DOCUMENT EXCERPT:
^^^^
- Born: Samantha Ann Brugmann
- Education: Tulane University Columbian College of Arts and Sciences
- Scientific career
- Fields: Developmental biology
- Workplaces: Cincinnati Children's Hospital
- Thesis: The induction and function of xenopus six 1 in cranial placode development (2005)

= Samantha Brugmann =

American researcher

Samantha Ann Brugmann is an American developmental biologist. She is an associate professor at the University of Cincinnati Department of Surgery and is currently studying the development of, as well as diseases related to, the cranium and face (craniofacial). Brugmann's research focuses on the function of the primary cilium and how it affects craniofacial development as well as the development of neural crest cells.

== Education ==
Brugmann completed a Bachelor of Arts in cell and molecular biology from Tulane University in New Orleans, Louisiana in 1998. She then got her Ph.D. in genetics at Columbian College of Arts and Sciences in 2004. Her dissertation was titled, The induction and function of xenopus six 1 in cranial placode development. In 2010, Brugmann then finished her postdoctoral research fellowship studying chemical and systems biology at Stanford University.

== Work and studies ==
Brugmann currently works at Cincinnati Children's Hospital Medical Center, having been there since 2011, and studies craniofacial development and the diseases it involves. She prefers to do her research on avian embryos such as chick, quail, and duck, only occasionally returning to Xenopus laevis. Her goals are to find a way to both understand the mechanisms that lead to craniofacial malformations as well as how to develop neural crest cells into various skeletal tissues so that they can be used for repairing craniofacial malformations through surgery.

As recently as 2021, Brugmann published a paper in which she and her team found 1609 genes that are in close proximity to Gli target genes within the mandibular prominence. After gene ontology analysis, they were able to conclude that these 1609 genes are important in cell cycle progression, ossification, and osteoblast differentiation. Through these discoveries, there is now a better starting line for the cause, or causes, of ciliopathic micrognathia (or the development of a small jaw).
^^^^
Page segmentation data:
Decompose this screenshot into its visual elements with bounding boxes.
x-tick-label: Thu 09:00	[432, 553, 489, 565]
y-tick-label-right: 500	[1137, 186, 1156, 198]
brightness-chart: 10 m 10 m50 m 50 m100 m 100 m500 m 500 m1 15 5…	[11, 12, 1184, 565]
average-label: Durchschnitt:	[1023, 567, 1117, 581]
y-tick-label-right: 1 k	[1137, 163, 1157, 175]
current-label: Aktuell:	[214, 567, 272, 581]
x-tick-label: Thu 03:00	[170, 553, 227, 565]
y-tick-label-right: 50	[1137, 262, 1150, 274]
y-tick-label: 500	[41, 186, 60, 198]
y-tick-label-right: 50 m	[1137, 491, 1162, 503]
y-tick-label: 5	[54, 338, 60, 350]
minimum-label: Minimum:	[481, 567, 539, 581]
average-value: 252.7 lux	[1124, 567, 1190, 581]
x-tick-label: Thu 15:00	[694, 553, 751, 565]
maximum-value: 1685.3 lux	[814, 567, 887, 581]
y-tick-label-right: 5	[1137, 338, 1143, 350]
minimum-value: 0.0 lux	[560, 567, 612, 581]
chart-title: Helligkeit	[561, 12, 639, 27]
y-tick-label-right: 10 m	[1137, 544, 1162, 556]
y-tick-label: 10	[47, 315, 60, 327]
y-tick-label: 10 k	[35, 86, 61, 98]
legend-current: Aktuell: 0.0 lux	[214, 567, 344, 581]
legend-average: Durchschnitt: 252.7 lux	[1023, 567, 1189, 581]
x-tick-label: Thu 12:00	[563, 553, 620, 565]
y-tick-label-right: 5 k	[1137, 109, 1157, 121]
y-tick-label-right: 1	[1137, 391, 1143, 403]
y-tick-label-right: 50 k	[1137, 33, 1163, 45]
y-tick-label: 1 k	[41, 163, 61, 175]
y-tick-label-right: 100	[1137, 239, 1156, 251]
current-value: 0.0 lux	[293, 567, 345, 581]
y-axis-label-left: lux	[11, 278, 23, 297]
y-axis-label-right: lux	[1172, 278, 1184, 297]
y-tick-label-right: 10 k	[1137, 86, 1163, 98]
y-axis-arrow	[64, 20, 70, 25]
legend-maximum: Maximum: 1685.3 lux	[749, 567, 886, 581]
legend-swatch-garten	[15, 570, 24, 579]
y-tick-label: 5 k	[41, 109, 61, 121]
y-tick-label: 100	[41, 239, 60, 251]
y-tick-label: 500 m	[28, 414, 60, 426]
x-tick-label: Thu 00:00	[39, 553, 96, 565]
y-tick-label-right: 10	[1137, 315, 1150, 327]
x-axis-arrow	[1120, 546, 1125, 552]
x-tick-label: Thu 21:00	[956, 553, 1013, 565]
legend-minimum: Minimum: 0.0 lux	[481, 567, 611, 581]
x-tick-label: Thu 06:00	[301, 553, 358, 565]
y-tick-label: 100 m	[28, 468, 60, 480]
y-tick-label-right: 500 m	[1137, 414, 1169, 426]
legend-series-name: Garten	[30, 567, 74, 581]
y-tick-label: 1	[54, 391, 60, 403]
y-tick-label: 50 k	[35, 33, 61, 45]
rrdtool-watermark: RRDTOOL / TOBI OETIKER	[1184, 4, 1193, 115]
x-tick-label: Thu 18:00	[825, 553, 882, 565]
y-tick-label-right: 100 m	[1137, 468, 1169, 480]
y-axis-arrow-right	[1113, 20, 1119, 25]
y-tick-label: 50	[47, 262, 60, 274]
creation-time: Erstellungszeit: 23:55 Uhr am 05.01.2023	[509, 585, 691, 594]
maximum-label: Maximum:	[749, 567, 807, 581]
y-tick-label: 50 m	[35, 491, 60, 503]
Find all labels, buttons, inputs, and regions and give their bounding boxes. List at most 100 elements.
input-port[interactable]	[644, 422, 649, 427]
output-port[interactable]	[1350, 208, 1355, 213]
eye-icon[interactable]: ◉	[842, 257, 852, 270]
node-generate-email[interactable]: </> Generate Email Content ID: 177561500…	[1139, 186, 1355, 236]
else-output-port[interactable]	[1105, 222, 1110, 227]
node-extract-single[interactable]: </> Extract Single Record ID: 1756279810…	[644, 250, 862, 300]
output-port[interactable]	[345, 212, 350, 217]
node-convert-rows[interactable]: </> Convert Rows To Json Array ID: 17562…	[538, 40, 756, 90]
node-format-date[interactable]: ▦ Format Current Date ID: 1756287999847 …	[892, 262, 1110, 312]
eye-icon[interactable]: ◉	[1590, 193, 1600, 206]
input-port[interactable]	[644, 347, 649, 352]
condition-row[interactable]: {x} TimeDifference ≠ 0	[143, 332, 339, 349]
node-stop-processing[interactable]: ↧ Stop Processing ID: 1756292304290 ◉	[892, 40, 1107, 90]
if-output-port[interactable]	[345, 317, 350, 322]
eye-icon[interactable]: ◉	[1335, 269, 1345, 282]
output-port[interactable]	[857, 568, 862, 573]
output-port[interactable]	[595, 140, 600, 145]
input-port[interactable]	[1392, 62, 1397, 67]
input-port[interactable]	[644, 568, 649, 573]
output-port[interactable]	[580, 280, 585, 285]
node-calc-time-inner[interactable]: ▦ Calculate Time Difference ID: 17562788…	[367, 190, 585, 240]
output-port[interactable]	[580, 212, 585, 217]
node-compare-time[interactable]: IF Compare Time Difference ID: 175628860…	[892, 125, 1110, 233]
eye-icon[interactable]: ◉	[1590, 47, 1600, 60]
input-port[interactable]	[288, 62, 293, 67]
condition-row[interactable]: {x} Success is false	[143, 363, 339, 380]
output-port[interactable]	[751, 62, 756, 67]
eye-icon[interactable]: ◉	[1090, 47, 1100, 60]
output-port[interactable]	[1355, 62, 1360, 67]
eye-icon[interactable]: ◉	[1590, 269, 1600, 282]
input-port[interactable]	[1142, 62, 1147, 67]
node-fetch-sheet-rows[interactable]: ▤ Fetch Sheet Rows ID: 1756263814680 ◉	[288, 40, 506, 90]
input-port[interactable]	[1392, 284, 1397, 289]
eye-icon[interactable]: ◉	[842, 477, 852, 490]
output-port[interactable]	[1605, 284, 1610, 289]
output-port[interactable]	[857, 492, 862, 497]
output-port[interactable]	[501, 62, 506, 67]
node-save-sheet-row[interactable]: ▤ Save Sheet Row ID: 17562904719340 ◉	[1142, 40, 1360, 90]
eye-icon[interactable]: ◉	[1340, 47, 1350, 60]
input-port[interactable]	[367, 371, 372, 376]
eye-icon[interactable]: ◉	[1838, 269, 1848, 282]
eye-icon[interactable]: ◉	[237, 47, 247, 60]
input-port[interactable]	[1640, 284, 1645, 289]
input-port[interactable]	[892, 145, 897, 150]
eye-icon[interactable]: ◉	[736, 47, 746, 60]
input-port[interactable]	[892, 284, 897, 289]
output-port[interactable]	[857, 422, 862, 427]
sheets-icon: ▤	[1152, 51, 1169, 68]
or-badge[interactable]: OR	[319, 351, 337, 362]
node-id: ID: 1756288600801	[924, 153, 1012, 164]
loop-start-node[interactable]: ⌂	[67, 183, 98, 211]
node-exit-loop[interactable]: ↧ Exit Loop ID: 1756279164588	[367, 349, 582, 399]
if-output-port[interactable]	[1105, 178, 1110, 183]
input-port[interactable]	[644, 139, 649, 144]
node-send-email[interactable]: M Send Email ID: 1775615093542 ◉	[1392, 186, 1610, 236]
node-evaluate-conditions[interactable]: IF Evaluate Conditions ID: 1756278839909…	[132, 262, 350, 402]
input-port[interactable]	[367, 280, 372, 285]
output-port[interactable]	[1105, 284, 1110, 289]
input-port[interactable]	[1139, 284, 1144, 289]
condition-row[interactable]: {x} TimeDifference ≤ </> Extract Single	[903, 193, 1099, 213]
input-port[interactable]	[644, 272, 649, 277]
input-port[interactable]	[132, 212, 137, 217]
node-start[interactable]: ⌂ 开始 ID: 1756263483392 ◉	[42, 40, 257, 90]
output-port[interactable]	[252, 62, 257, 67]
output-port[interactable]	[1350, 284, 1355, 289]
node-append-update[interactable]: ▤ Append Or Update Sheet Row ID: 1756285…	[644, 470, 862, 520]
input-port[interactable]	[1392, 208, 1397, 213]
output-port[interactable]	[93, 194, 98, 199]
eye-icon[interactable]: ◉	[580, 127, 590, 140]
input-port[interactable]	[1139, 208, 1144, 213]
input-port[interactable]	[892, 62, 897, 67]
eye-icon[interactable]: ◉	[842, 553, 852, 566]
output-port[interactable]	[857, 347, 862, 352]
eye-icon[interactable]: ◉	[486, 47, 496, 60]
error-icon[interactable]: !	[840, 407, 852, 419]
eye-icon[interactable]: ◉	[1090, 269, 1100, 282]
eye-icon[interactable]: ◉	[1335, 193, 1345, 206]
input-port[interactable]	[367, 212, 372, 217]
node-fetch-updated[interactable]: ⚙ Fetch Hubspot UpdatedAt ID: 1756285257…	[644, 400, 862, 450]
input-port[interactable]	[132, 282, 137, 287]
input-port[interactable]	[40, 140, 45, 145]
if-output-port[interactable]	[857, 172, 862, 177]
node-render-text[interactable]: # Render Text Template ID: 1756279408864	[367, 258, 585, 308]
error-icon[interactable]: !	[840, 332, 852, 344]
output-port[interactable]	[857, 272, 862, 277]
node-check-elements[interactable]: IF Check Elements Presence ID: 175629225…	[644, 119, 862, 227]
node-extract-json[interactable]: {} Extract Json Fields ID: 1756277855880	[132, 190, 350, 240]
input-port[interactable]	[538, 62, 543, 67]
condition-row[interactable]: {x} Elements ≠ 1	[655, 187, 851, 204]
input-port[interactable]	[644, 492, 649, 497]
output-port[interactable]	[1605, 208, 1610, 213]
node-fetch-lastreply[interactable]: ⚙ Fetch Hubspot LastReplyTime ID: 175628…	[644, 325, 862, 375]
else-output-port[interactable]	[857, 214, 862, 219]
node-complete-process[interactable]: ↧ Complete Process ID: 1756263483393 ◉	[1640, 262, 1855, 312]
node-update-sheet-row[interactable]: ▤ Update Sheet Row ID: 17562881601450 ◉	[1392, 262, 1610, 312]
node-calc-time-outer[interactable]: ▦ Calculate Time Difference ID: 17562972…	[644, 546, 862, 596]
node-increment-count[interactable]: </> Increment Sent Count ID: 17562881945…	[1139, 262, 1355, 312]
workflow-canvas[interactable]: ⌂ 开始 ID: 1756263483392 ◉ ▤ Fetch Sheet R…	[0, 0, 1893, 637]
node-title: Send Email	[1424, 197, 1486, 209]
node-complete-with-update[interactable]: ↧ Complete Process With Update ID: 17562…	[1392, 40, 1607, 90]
^^^^
Transcribe the part of the text about Samantha Brugmann from "Samantha Ann Brugmann is" up to and including "neural crest cells.". Rely only on the text about Samantha Brugmann.

Samantha Ann Brugmann is an American developmental biologist. She is an associate professor at the University of Cincinnati Department of Surgery and is currently studying the development of, as well as diseases related to, the cranium and face (craniofacial). Brugmann's research focuses on the function of the primary cilium and how it affects craniofacial development as well as the development of neural crest cells.